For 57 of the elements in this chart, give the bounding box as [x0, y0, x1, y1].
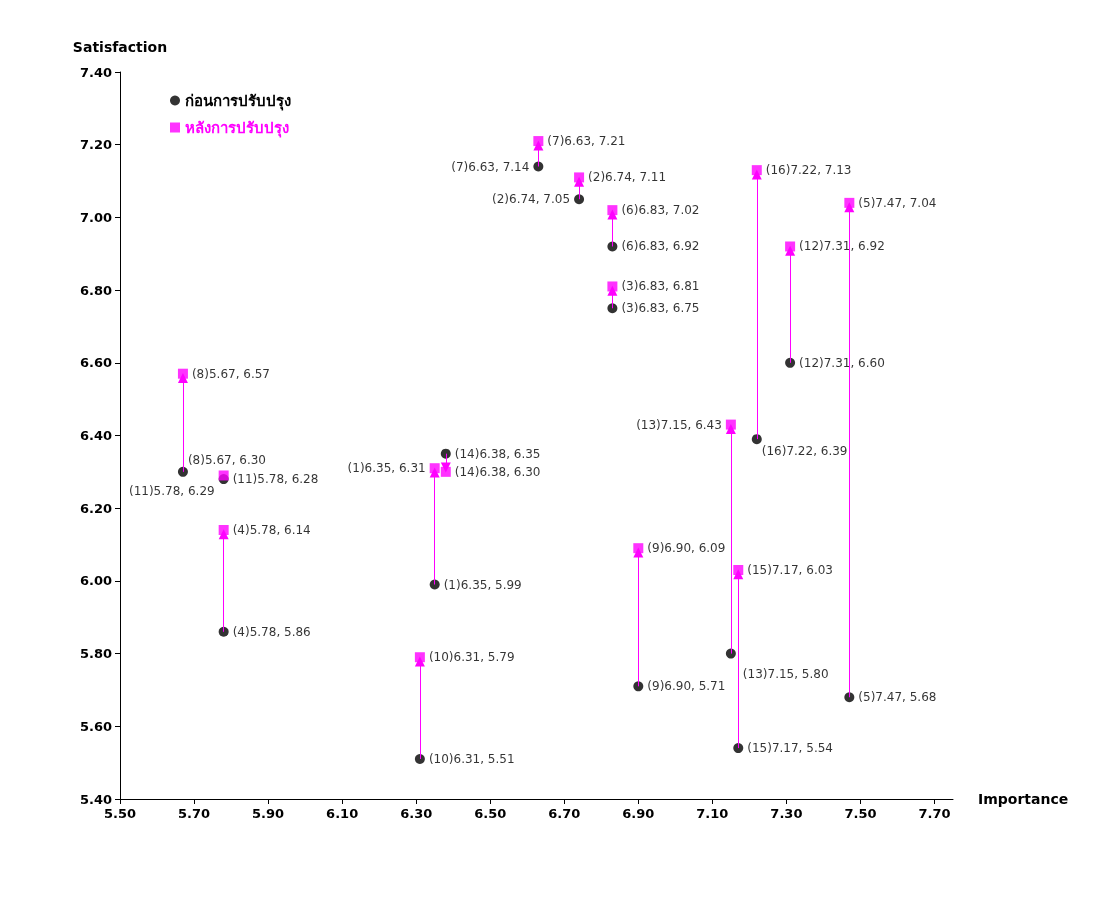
data-label: (5)7.47, 5.68 — [858, 690, 937, 705]
data-label: (15)7.17, 5.54 — [747, 741, 833, 756]
x-tick-label: 6.90 — [622, 806, 655, 821]
data-label: (16)7.22, 6.39 — [761, 444, 848, 459]
x-tick-label: 6.30 — [400, 806, 433, 821]
x-tick-label: 6.50 — [474, 806, 507, 821]
data-label: (3)6.83, 6.81 — [621, 279, 700, 294]
data-label: (10)6.31, 5.79 — [428, 650, 515, 665]
data-label: (2)6.74, 7.11 — [588, 170, 667, 185]
data-label: (13)7.15, 5.80 — [742, 666, 829, 681]
x-axis-title: Importance — [978, 791, 1069, 807]
data-label: (2)6.74, 7.05 — [492, 192, 571, 207]
x-tick-label: 7.50 — [844, 806, 877, 821]
data-label: (6)6.83, 7.02 — [621, 203, 700, 218]
y-tick-label: 6.80 — [79, 282, 112, 298]
y-tick-label: 5.60 — [79, 718, 112, 734]
data-label: (11)5.78, 6.28 — [232, 472, 319, 487]
y-tick-label: 6.20 — [79, 500, 112, 516]
y-tick-label: 5.80 — [79, 646, 112, 662]
y-tick-label: 6.60 — [79, 355, 112, 371]
x-tick-label: 5.90 — [252, 806, 285, 821]
data-label: (16)7.22, 7.13 — [765, 163, 852, 178]
data-label: (4)5.78, 5.86 — [232, 624, 311, 639]
data-label: (14)6.38, 6.30 — [454, 464, 541, 479]
data-label: (11)5.78, 6.29 — [128, 484, 215, 499]
y-tick-label: 6.40 — [79, 428, 112, 443]
x-tick-label: 6.70 — [548, 806, 581, 821]
x-tick-label: 7.10 — [696, 806, 729, 821]
data-label: (7)6.63, 7.14 — [451, 159, 530, 174]
data-label: (1)6.35, 6.31 — [347, 461, 426, 476]
data-label: (9)6.90, 6.09 — [647, 541, 726, 556]
data-label: (9)6.90, 5.71 — [647, 679, 726, 694]
x-tick-label: 6.10 — [326, 806, 359, 821]
data-label: (14)6.38, 6.35 — [454, 446, 541, 461]
y-tick-label: 6.00 — [79, 573, 112, 589]
y-tick-label: 7.20 — [79, 137, 112, 153]
data-label: (5)7.47, 7.04 — [858, 195, 937, 210]
x-tick-label: 7.70 — [918, 806, 951, 821]
y-tick-label: 5.40 — [79, 791, 112, 807]
x-tick-label: 5.50 — [103, 806, 137, 821]
data-label: (1)6.35, 5.99 — [443, 577, 522, 592]
data-label: (10)6.31, 5.51 — [428, 752, 515, 767]
data-label: (13)7.15, 6.43 — [636, 417, 722, 432]
data-label: (3)6.83, 6.75 — [621, 301, 700, 316]
data-label: (15)7.17, 6.03 — [747, 562, 833, 577]
y-axis-title: Satisfaction — [72, 39, 168, 55]
y-tick-label: 7.00 — [79, 209, 112, 225]
data-label: (8)5.67, 6.57 — [191, 366, 271, 381]
x-tick-label: 5.70 — [178, 806, 211, 821]
legend-label: หลังการปรับปรุง — [185, 118, 289, 138]
data-label: (6)6.83, 6.92 — [621, 239, 700, 254]
data-label: (8)5.67, 6.30 — [187, 452, 267, 467]
data-label: (7)6.63, 7.21 — [547, 134, 626, 149]
x-tick-label: 7.30 — [770, 806, 803, 821]
y-tick-label: 7.40 — [79, 64, 112, 80]
legend-label: ก่อนการปรับปรุง — [185, 91, 291, 111]
data-label: (4)5.78, 6.14 — [232, 523, 311, 538]
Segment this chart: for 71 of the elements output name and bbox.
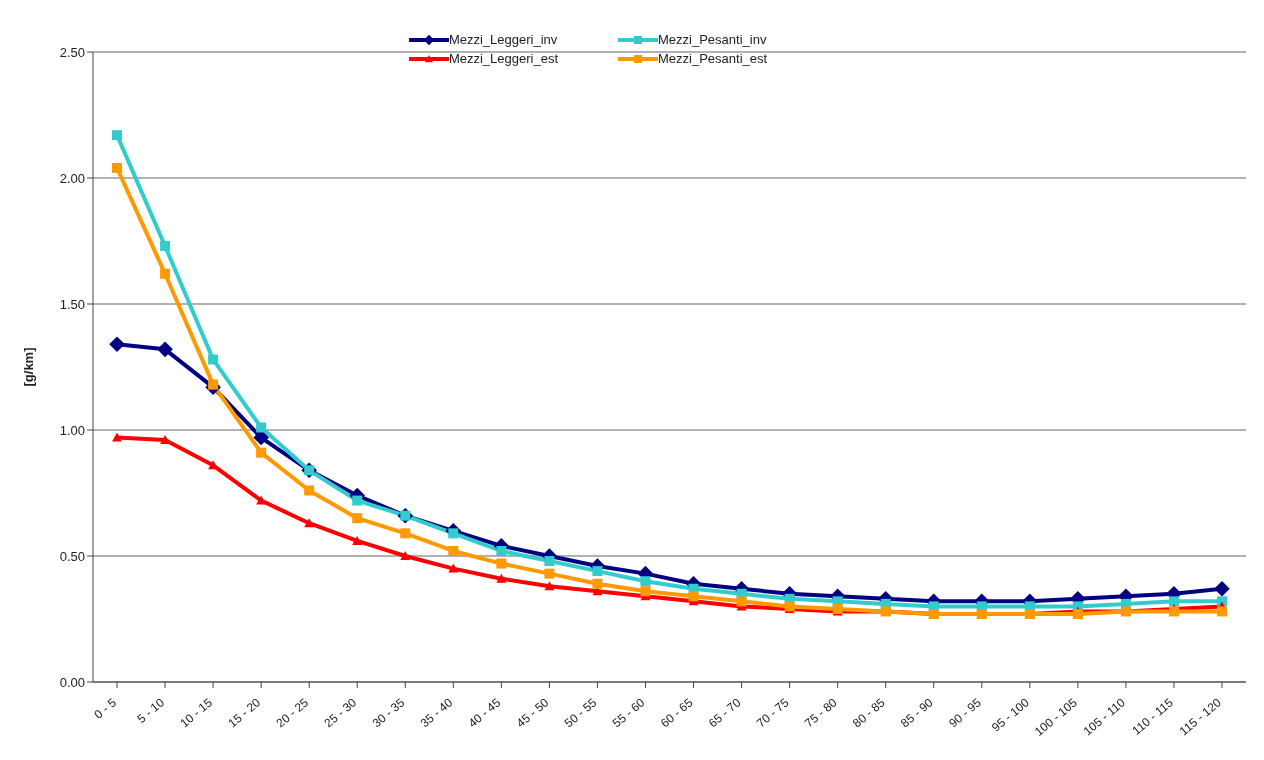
point <box>352 513 363 524</box>
point <box>157 341 173 358</box>
point <box>112 162 123 173</box>
point <box>544 581 555 591</box>
point <box>256 422 267 433</box>
point <box>109 336 125 353</box>
point <box>400 551 411 560</box>
y-axis-title: [g/km] <box>20 347 36 387</box>
x-tick-label: 60 - 65 <box>657 695 696 731</box>
point <box>1168 606 1179 617</box>
point <box>352 495 363 506</box>
x-tick-label: 115 - 120 <box>1176 695 1225 739</box>
point <box>160 268 171 279</box>
point <box>256 447 267 458</box>
point <box>496 573 507 583</box>
point <box>448 563 459 573</box>
x-tick-label: 55 - 60 <box>609 695 648 731</box>
y-tick-label: 2.50 <box>59 44 85 60</box>
x-tick-label: 70 - 75 <box>753 695 792 731</box>
x-tick-label: 95 - 100 <box>989 695 1032 735</box>
x-tick-label: 0 - 5 <box>91 695 120 722</box>
point <box>496 545 507 556</box>
x-tick-label: 5 - 10 <box>134 695 168 727</box>
x-tick-label: 90 - 95 <box>946 695 984 731</box>
y-tick-label: 0.00 <box>59 674 85 690</box>
x-tick-label: 50 - 55 <box>561 695 600 731</box>
point <box>688 591 699 602</box>
x-tick-label: 100 - 105 <box>1031 695 1081 739</box>
x-tick-label: 105 - 110 <box>1080 695 1129 739</box>
x-tick-label: 110 - 115 <box>1129 695 1177 738</box>
point <box>592 578 603 589</box>
point <box>208 354 219 365</box>
point <box>112 432 123 442</box>
point <box>640 576 651 587</box>
legend-label: Mezzi_Leggeri_inv <box>448 32 558 47</box>
point <box>160 241 171 252</box>
point <box>256 495 267 505</box>
legend-label: Mezzi_Leggeri_est <box>448 51 558 66</box>
point <box>448 545 459 556</box>
x-tick-label: 20 - 25 <box>273 695 312 731</box>
x-tick-label: 40 - 45 <box>465 695 504 731</box>
point <box>640 586 651 597</box>
legend-label: Mezzi_Pesanti_inv <box>658 32 767 47</box>
x-tick-label: 30 - 35 <box>369 695 408 731</box>
point <box>400 528 411 539</box>
x-tick-label: 45 - 50 <box>513 695 552 731</box>
point <box>352 535 363 545</box>
point <box>112 130 123 141</box>
point <box>544 556 555 567</box>
x-tick-label: 65 - 70 <box>705 695 744 731</box>
point <box>1168 596 1179 607</box>
legend-label: Mezzi_Pesanti_est <box>658 51 768 66</box>
y-tick-label: 0.50 <box>59 548 85 564</box>
x-tick-label: 15 - 20 <box>225 695 264 731</box>
x-tick-label: 85 - 90 <box>898 695 936 731</box>
point <box>544 568 555 579</box>
x-tick-label: 75 - 80 <box>801 695 840 731</box>
point <box>736 596 747 607</box>
point <box>592 566 603 577</box>
point <box>1216 606 1227 617</box>
point <box>1214 580 1230 597</box>
x-tick-label: 25 - 30 <box>321 695 360 731</box>
x-tick-label: 10 - 15 <box>177 695 216 731</box>
x-tick-label: 80 - 85 <box>850 695 888 731</box>
y-tick-label: 1.00 <box>59 422 85 438</box>
point <box>304 518 315 528</box>
point <box>496 558 507 569</box>
point <box>304 485 315 496</box>
x-tick-label: 35 - 40 <box>417 695 456 731</box>
y-tick-label: 2.00 <box>59 170 85 186</box>
y-tick-label: 1.50 <box>59 296 85 312</box>
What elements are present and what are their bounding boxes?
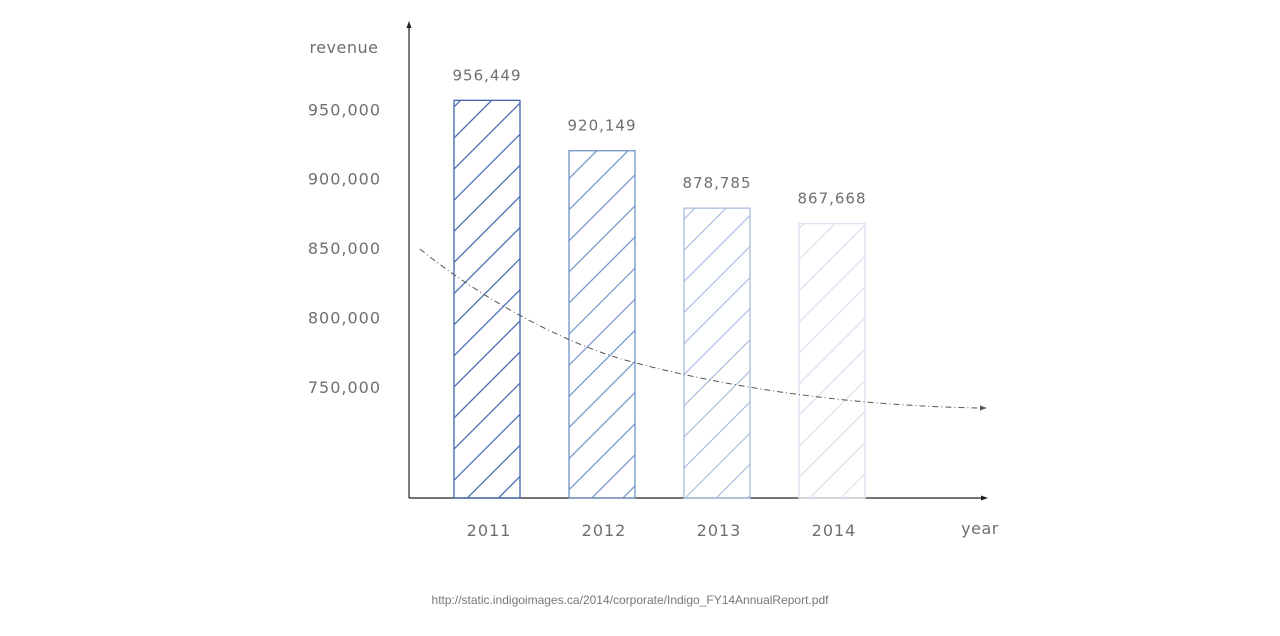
x-tick-2012: 2012: [582, 521, 627, 540]
x-tick-2011: 2011: [467, 521, 512, 540]
value-label-2014: 867,668: [797, 190, 866, 208]
x-axis-label: year: [961, 519, 999, 538]
y-tick-label: 950,000: [308, 100, 381, 119]
value-label-2012: 920,149: [567, 117, 636, 135]
source-url: http://static.indigoimages.ca/2014/corpo…: [431, 593, 829, 607]
bar-2011: [453, 99, 521, 499]
trend-line-arrow: [980, 405, 987, 411]
y-tick-label: 750,000: [308, 378, 381, 397]
bar-2014: [798, 222, 866, 499]
y-axis-label: revenue: [309, 38, 378, 57]
x-axis-arrow: [981, 495, 988, 501]
value-label-2011: 956,449: [452, 66, 521, 84]
y-tick-label: 800,000: [308, 309, 381, 328]
trend-line: [419, 248, 981, 409]
y-axis-arrow: [406, 21, 412, 28]
x-tick-2014: 2014: [812, 521, 857, 540]
bar-2012: [568, 150, 636, 499]
y-tick-label: 900,000: [308, 170, 381, 189]
x-tick-2013: 2013: [697, 521, 742, 540]
value-label-2013: 878,785: [682, 174, 751, 192]
bar-2013: [683, 207, 751, 499]
y-tick-label: 850,000: [308, 239, 381, 258]
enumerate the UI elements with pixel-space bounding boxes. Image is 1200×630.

◇ ◇ ◇

OBJECTIVE: Copy the lines of the material starting at the line containing "x-tick-2012: 2012: [582, 521, 627, 540]" and ending at the line containing "bar-2011: [453, 99, 521, 499]", renaming "value-label" to "data-label" and leaving everything else unchanged.

EXERCISE RESULT:
x-tick-2012: 2012: [582, 521, 627, 540]
x-tick-2011: 2011: [467, 521, 512, 540]
data-label-2014: 867,668: [797, 190, 866, 208]
x-axis-label: year: [961, 519, 999, 538]
y-tick-label: 950,000: [308, 100, 381, 119]
data-label-2012: 920,149: [567, 117, 636, 135]
source-url: http://static.indigoimages.ca/2014/corpo…: [431, 593, 829, 607]
bar-2011: [453, 99, 521, 499]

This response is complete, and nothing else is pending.